Provided material>
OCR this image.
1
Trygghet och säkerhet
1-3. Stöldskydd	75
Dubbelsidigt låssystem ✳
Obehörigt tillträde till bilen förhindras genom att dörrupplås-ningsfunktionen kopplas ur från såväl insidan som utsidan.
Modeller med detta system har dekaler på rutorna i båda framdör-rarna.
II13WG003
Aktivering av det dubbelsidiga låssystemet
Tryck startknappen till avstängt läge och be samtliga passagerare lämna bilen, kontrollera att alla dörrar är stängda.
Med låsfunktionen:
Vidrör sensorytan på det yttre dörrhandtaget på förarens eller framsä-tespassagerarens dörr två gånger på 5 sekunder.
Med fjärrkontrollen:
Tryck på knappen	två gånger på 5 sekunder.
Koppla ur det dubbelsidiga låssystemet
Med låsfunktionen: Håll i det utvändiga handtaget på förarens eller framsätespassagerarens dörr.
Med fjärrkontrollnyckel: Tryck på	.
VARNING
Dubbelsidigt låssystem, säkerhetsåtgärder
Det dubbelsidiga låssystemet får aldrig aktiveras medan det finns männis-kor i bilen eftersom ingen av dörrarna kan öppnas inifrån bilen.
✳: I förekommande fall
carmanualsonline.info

What the task asks> Would you please return all of the data exactly?

Result for this task>
OCR this image.
1
Trygghet och säkerhet
1-3. Stöldskydd	75
Dubbelsidigt låssystem ✳
Obehörigt tillträde till bilen förhindras genom att dörrupplås-ningsfunktionen kopplas ur från såväl insidan som utsidan.
Modeller med detta system har dekaler på rutorna i båda framdör-rarna.
II13WG003
Aktivering av det dubbelsidiga låssystemet
Tryck startknappen till avstängt läge och be samtliga passagerare lämna bilen, kontrollera att alla dörrar är stängda.
Med låsfunktionen:
Vidrör sensorytan på det yttre dörrhandtaget på förarens eller framsä-tespassagerarens dörr två gånger på 5 sekunder.
Med fjärrkontrollen:
Tryck på knappen	två gånger på 5 sekunder.
Koppla ur det dubbelsidiga låssystemet
Med låsfunktionen: Håll i det utvändiga handtaget på förarens eller framsätespassagerarens dörr.
Med fjärrkontrollnyckel: Tryck på	.
VARNING
Dubbelsidigt låssystem, säkerhetsåtgärder
Det dubbelsidiga låssystemet får aldrig aktiveras medan det finns männis-kor i bilen eftersom ingen av dörrarna kan öppnas inifrån bilen.
✳: I förekommande fall
carmanualsonline.info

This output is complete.